[Data excerpts]:
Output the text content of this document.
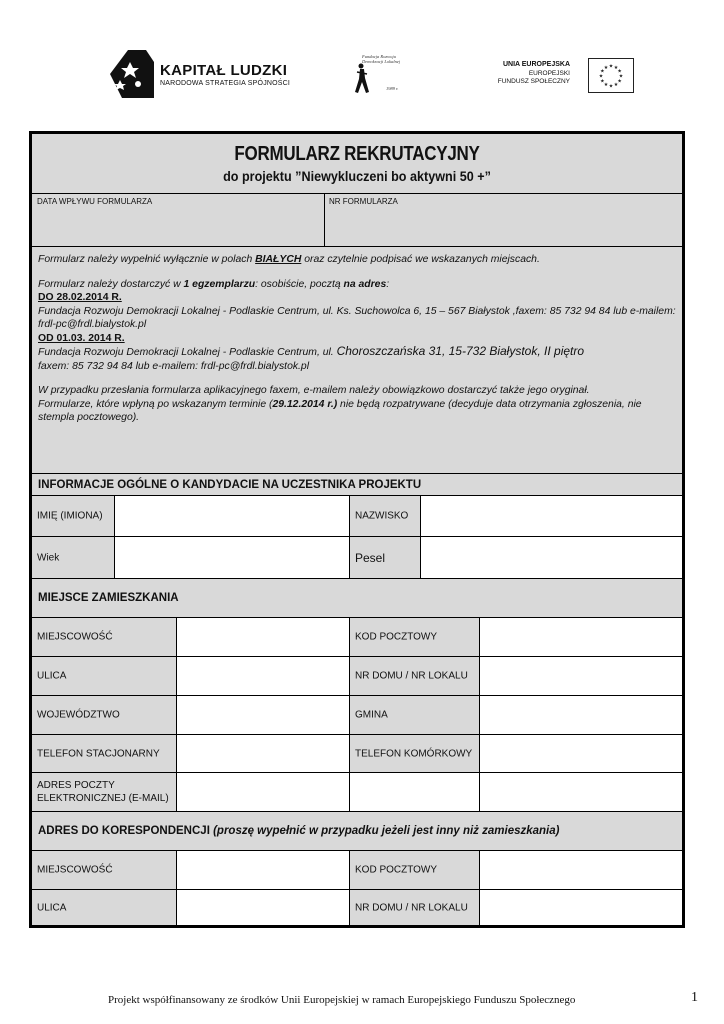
KAPITAŁ LUDZKI
NARODOWA STRATEGIA SPÓJNOŚCI
Fundacja Rozwoju
Demokracji Lokalnej
1989 r.
UNIA EUROPEJSKA
EUROPEJSKI
FUNDUSZ SPOŁECZNY
★
★
★
★
★
★
★
★
★ ★ ★
★
FORMULARZ REKRUTACYJNY
do projektu ”Niewykluczeni bo aktywni 50 +”
DATA WPŁYWU FORMULARZA	NR FORMULARZA

Formularz należy wypełnić wyłącznie w polach BIAŁYCH oraz czytelnie podpisać we wskazanych miejscach.

Formularz należy dostarczyć w 1 egzemplarzu: osobiście, pocztą na adres:

DO 28.02.2014 R.

Fundacja Rozwoju Demokracji Lokalnej - Podlaskie Centrum, ul. Ks. Suchowolca 6, 15 – 567 Białystok ,faxem: 85 732 94 84 lub e-mailem: frdl-pc@frdl.bialystok.pl

OD 01.03. 2014 R.

Fundacja Rozwoju Demokracji Lokalnej - Podlaskie Centrum, ul. Choroszczańska 31, 15-732 Białystok, II piętro

faxem: 85 732 94 84 lub e-mailem: frdl-pc@frdl.bialystok.pl

W przypadku przesłania formularza aplikacyjnego faxem, e-mailem należy obowiązkowo dostarczyć także jego oryginał.

Formularze, które wpłyną po wskazanym terminie (29.12.2014 r.) nie będą rozpatrywane (decyduje data otrzymania zgłoszenia, nie stempla pocztowego).

INFORMACJE OGÓLNE O KANDYDACIE NA UCZESTNIKA PROJEKTU
IMIĘ (IMIONA)	NAZWISKO
Wiek	Pesel
MIEJSCE ZAMIESZKANIA
MIEJSCOWOŚĆ	KOD POCZTOWY
ULICA	NR DOMU / NR LOKALU
WOJEWÓDZTWO	GMINA
TELEFON STACJONARNY	TELEFON KOMÓRKOWY
ADRES POCZTY
ELEKTRONICZNEJ (E-MAIL)
ADRES DO KORESPONDENCJI (proszę wypełnić w przypadku jeżeli jest inny niż zamieszkania)
MIEJSCOWOŚĆ	KOD POCZTOWY
ULICA	NR DOMU / NR LOKALU
Projekt współfinansowany ze środków Unii Europejskiej w ramach Europejskiego Funduszu Społecznego	1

[WHAT IS ASKED]: Identify which lines contain the word "dostarczyć" and copy each one.

[REPLY]:
Formularz należy dostarczyć w 1 egzemplarzu: osobiście, pocztą na adres:
W przypadku przesłania formularza aplikacyjnego faxem, e-mailem należy obowiązkowo dostarczyć także jego oryginał.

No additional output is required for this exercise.